Extract every line that includes the string "this".

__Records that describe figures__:

########

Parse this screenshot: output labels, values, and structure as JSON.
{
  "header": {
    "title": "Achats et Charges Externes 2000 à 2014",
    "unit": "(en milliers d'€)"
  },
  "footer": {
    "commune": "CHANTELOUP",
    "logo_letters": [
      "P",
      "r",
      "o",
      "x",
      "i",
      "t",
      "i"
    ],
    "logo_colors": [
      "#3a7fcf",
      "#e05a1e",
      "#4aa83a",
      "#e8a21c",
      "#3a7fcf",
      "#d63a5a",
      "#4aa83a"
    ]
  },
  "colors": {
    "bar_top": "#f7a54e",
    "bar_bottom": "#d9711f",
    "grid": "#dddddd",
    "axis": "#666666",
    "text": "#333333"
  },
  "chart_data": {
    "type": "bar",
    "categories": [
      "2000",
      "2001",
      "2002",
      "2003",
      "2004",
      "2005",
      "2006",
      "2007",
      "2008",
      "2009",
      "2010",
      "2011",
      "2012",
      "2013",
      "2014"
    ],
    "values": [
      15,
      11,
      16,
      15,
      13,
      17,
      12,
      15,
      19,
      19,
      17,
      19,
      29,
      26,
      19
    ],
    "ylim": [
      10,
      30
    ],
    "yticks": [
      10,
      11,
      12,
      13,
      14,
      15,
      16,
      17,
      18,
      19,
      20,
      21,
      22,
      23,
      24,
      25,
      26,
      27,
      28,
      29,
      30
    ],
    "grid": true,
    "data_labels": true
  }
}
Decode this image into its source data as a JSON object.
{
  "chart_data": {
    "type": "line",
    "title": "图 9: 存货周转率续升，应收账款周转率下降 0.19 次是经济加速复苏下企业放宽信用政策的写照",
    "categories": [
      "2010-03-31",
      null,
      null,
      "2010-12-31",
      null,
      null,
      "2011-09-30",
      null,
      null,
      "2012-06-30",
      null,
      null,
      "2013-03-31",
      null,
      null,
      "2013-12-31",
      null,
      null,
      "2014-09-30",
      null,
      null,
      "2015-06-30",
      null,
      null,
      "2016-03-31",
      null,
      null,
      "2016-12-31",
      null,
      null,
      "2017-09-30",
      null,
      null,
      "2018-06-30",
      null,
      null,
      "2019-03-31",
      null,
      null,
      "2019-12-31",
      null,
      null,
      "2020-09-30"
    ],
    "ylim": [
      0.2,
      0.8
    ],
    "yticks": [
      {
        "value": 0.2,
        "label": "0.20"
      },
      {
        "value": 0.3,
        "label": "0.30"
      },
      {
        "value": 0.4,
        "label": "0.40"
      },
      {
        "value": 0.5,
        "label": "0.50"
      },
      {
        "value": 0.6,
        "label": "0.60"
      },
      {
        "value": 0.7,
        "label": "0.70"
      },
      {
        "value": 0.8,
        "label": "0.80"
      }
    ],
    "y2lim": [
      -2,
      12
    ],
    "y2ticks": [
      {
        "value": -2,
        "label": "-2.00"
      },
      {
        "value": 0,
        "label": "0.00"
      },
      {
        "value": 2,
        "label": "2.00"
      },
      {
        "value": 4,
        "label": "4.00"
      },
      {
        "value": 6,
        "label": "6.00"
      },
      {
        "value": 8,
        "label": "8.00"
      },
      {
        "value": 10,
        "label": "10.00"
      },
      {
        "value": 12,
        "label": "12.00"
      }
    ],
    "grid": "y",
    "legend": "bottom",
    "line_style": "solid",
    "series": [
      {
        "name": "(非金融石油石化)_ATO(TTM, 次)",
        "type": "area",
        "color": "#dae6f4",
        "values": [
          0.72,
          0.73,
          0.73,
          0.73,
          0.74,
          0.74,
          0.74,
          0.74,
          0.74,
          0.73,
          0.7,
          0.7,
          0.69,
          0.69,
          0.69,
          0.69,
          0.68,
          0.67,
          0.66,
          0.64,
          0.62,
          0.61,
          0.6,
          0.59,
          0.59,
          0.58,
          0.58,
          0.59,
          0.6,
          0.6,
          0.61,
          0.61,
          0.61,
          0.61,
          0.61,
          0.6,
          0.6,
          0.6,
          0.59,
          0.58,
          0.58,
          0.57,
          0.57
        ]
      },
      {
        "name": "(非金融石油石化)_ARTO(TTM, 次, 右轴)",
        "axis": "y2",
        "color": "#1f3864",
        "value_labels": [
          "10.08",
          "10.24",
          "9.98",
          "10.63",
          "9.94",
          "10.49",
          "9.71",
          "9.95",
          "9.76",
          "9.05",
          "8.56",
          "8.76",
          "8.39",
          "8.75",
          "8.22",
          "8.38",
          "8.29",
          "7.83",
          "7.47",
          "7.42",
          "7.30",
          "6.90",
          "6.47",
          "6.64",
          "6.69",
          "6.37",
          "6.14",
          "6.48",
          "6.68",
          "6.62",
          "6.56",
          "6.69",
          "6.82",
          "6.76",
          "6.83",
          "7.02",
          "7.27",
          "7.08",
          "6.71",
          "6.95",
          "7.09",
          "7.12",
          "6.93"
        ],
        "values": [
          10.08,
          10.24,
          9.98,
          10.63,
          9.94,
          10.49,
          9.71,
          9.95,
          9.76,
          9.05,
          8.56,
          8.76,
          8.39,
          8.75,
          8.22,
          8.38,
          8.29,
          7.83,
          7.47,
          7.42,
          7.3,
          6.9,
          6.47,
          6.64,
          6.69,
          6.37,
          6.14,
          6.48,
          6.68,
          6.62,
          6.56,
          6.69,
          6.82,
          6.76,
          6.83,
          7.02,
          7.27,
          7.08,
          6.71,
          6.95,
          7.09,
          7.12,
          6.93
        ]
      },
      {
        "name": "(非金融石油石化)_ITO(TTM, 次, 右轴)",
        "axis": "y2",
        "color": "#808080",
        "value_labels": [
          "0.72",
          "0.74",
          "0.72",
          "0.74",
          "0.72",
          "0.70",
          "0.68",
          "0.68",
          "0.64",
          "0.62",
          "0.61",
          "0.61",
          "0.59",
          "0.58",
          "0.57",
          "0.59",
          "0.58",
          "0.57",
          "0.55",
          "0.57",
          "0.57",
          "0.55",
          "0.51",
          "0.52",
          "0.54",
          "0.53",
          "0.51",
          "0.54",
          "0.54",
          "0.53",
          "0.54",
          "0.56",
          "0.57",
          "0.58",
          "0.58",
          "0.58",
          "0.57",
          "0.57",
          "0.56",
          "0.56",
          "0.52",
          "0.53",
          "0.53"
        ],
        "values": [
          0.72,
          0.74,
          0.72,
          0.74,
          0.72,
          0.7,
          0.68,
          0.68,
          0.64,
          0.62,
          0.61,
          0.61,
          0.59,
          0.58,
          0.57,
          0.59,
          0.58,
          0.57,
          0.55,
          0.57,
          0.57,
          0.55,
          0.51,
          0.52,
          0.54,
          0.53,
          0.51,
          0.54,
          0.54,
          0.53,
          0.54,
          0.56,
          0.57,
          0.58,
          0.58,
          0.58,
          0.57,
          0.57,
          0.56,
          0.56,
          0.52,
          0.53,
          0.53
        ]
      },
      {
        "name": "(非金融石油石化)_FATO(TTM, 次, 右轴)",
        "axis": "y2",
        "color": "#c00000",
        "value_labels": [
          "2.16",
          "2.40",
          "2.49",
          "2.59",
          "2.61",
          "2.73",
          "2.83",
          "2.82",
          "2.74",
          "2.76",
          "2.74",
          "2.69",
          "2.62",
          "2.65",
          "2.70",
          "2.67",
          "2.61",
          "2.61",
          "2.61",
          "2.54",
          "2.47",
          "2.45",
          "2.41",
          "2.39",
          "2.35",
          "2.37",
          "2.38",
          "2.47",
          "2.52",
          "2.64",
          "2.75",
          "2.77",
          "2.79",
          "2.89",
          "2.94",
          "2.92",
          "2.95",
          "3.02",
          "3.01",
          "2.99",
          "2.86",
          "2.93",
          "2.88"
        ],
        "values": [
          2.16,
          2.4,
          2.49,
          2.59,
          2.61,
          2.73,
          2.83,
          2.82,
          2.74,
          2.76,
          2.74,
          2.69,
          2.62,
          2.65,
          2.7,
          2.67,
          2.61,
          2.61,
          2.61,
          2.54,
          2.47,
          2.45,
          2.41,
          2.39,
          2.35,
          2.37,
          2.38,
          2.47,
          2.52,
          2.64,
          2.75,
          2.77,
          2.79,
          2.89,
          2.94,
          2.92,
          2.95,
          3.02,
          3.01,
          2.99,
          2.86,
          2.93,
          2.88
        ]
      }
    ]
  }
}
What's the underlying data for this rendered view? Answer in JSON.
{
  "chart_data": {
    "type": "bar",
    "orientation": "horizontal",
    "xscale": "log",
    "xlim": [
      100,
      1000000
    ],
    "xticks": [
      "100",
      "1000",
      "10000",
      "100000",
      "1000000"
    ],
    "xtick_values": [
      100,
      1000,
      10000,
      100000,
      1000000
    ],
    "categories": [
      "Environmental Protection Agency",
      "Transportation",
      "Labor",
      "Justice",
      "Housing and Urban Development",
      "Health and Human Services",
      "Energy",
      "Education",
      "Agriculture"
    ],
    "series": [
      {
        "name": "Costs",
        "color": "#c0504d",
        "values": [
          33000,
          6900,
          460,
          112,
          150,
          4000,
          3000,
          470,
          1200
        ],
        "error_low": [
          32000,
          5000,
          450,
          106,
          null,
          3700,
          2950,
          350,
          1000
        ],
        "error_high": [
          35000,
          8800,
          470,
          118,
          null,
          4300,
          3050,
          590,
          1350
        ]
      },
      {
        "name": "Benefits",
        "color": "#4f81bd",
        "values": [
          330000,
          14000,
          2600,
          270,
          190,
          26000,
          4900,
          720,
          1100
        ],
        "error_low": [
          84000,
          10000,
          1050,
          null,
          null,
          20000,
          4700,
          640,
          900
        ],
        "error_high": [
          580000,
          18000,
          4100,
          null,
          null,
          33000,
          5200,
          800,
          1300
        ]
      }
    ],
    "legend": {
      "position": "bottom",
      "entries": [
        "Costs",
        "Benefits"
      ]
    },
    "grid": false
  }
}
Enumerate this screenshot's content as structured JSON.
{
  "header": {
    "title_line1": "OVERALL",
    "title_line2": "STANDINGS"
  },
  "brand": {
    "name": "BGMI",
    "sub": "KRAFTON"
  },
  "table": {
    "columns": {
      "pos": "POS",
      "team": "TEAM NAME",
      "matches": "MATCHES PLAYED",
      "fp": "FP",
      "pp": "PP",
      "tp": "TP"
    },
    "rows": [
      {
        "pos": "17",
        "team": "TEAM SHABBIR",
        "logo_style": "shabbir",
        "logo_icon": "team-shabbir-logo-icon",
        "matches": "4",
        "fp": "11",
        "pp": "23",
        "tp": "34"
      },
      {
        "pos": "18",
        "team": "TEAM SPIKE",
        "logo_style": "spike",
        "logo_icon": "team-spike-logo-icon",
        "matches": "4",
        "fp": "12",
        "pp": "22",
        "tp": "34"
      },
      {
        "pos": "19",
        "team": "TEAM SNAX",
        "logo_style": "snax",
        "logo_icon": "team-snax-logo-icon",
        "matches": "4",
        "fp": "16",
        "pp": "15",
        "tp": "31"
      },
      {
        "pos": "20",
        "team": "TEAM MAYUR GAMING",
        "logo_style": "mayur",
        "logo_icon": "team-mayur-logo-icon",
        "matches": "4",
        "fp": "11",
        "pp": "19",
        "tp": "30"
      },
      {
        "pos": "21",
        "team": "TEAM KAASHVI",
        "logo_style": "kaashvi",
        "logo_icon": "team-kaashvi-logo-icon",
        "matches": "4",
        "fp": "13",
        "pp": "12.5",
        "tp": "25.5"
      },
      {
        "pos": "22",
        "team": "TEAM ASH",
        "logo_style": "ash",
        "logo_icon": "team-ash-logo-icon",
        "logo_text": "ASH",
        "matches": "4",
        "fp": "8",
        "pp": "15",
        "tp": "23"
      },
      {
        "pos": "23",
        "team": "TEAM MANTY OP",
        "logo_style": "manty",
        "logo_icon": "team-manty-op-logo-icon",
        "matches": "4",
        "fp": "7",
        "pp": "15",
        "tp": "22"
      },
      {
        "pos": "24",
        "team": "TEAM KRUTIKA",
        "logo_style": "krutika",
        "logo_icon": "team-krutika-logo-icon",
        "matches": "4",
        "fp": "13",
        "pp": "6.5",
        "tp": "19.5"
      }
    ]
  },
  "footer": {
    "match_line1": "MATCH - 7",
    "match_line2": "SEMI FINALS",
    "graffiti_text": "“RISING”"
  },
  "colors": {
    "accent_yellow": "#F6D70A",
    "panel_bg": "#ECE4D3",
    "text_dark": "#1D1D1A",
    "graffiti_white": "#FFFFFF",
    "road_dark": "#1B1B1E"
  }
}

########

__Written response__:
Parse this screenshot: output labels, values, and structure as JSON.
Decode this image into its source data as a JSON object.
What's the underlying data for this rendered view? Answer in JSON.
Enumerate this screenshot's content as structured JSON.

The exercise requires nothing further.